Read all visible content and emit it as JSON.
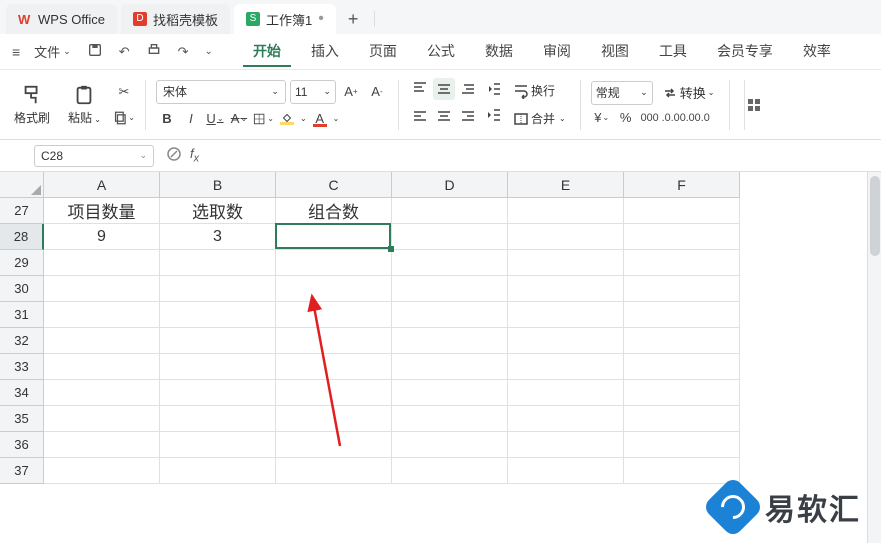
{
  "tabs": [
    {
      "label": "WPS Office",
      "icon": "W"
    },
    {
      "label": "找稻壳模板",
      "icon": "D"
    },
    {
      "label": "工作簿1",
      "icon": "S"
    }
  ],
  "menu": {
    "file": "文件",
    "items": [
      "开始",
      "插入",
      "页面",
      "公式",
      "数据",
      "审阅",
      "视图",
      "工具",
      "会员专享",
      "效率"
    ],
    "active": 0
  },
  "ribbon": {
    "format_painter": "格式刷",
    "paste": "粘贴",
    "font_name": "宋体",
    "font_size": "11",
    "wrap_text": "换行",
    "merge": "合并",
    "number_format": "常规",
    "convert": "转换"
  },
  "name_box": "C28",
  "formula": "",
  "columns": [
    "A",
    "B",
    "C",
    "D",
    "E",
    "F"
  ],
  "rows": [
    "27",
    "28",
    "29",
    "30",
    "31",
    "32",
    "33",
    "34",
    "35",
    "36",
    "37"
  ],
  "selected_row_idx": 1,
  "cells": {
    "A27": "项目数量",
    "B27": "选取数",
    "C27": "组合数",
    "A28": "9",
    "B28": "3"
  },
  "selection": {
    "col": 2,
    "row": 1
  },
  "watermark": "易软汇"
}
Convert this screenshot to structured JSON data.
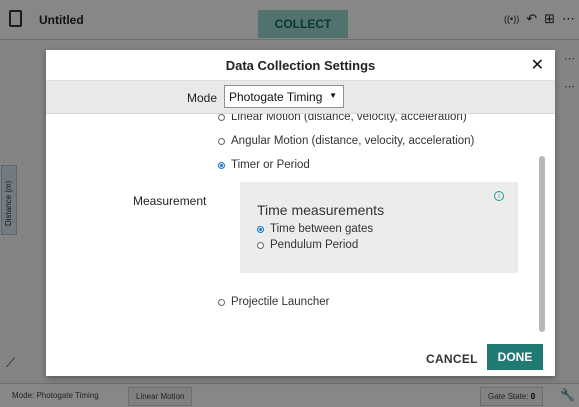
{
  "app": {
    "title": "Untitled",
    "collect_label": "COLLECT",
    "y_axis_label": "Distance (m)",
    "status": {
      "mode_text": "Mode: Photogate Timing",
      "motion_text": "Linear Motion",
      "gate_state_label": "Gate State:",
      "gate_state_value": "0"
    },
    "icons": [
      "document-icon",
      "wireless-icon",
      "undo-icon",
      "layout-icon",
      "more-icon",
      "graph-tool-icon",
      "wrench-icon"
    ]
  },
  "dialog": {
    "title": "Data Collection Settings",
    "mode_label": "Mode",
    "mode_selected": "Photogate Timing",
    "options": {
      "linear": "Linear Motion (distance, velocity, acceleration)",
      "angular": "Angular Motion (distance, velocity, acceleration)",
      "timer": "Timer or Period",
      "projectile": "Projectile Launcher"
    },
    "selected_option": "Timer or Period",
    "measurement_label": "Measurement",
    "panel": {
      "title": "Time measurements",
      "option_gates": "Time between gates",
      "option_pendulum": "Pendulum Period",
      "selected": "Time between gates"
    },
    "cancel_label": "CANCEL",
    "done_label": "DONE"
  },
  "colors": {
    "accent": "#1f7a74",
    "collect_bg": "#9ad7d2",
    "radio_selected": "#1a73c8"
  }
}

§

Given instruction:
Transcribe all the lines above exactly, apart from the pictures.

Solution to the exercise:
Read all visible content and emit it as JSON.
{
  "tabs": [
    {
      "label": "WPS Office",
      "icon": "W"
    },
    {
      "label": "找稻壳模板",
      "icon": "D"
    },
    {
      "label": "工作簿1",
      "icon": "S"
    }
  ],
  "menu": {
    "file": "文件",
    "items": [
      "开始",
      "插入",
      "页面",
      "公式",
      "数据",
      "审阅",
      "视图",
      "工具",
      "会员专享",
      "效率"
    ],
    "active": 0
  },
  "ribbon": {
    "format_painter": "格式刷",
    "paste": "粘贴",
    "font_name": "宋体",
    "font_size": "11",
    "wrap_text": "换行",
    "merge": "合并",
    "number_format": "常规",
    "convert": "转换"
  },
  "name_box": "C28",
  "formula": "",
  "columns": [
    "A",
    "B",
    "C",
    "D",
    "E",
    "F"
  ],
  "rows": [
    "27",
    "28",
    "29",
    "30",
    "31",
    "32",
    "33",
    "34",
    "35",
    "36",
    "37"
  ],
  "selected_row_idx": 1,
  "cells": {
    "A27": "项目数量",
    "B27": "选取数",
    "C27": "组合数",
    "A28": "9",
    "B28": "3"
  },
  "selection": {
    "col": 2,
    "row": 1
  },
  "watermark": "易软汇"
}
Convert this screenshot to structured JSON data.
{
  "app": {
    "title": "Untitled",
    "collect_label": "COLLECT",
    "y_axis_label": "Distance (m)",
    "status": {
      "mode_text": "Mode: Photogate Timing",
      "motion_text": "Linear Motion",
      "gate_state_label": "Gate State:",
      "gate_state_value": "0"
    },
    "icons": [
      "document-icon",
      "wireless-icon",
      "undo-icon",
      "layout-icon",
      "more-icon",
      "graph-tool-icon",
      "wrench-icon"
    ]
  },
  "dialog": {
    "title": "Data Collection Settings",
    "mode_label": "Mode",
    "mode_selected": "Photogate Timing",
    "options": {
      "linear": "Linear Motion (distance, velocity, acceleration)",
      "angular": "Angular Motion (distance, velocity, acceleration)",
      "timer": "Timer or Period",
      "projectile": "Projectile Launcher"
    },
    "selected_option": "Timer or Period",
    "measurement_label": "Measurement",
    "panel": {
      "title": "Time measurements",
      "option_gates": "Time between gates",
      "option_pendulum": "Pendulum Period",
      "selected": "Time between gates"
    },
    "cancel_label": "CANCEL",
    "done_label": "DONE"
  },
  "colors": {
    "accent": "#1f7a74",
    "collect_bg": "#9ad7d2",
    "radio_selected": "#1a73c8"
  }
}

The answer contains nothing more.